Data shown »
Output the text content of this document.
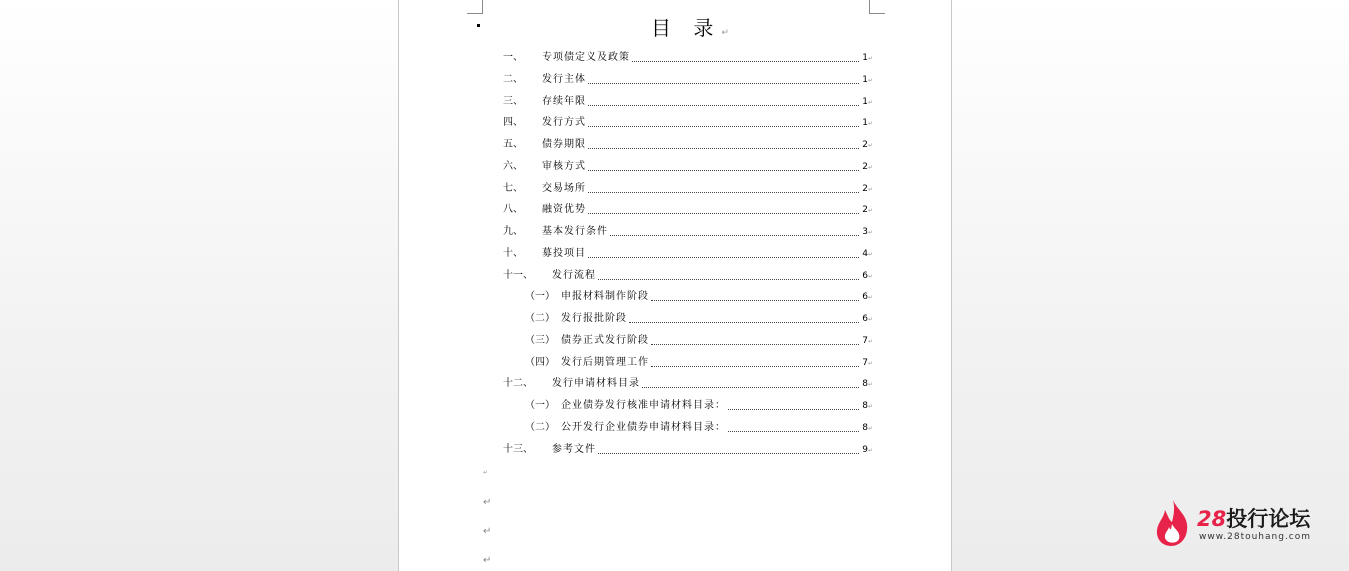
目 录↵
一、 专项债定义及政策	1↵
二、 发行主体	1↵
三、 存续年限	1↵
四、 发行方式	1↵
五、 债券期限	2↵
六、 审核方式	2↵
七、 交易场所	2↵
八、 融资优势	2↵
九、 基本发行条件	3↵
十、 募投项目	4↵
十一、 发行流程	6↵
（一） 申报材料制作阶段	6↵
（二） 发行报批阶段	6↵
（三） 债券正式发行阶段	7↵
（四） 发行后期管理工作	7↵
十二、 发行申请材料目录	8↵
（一） 企业债券发行核准申请材料目录：	8↵
（二） 公开发行企业债券申请材料目录：	8↵
十三、 参考文件	9↵
↵
↵
↵
↵
28投行论坛
www.28touhang.com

Written task » Every line above should be returned word for word, with the pictures left behind.

Solution for this problem »
Output the text content of this document.
目 录↵
一、 专项债定义及政策	1↵
二、 发行主体	1↵
三、 存续年限	1↵
四、 发行方式	1↵
五、 债券期限	2↵
六、 审核方式	2↵
七、 交易场所	2↵
八、 融资优势	2↵
九、 基本发行条件	3↵
十、 募投项目	4↵
十一、 发行流程	6↵
（一） 申报材料制作阶段	6↵
（二） 发行报批阶段	6↵
（三） 债券正式发行阶段	7↵
（四） 发行后期管理工作	7↵
十二、 发行申请材料目录	8↵
（一） 企业债券发行核准申请材料目录：	8↵
（二） 公开发行企业债券申请材料目录：	8↵
十三、 参考文件	9↵
↵
↵
↵
↵
28投行论坛
www.28touhang.com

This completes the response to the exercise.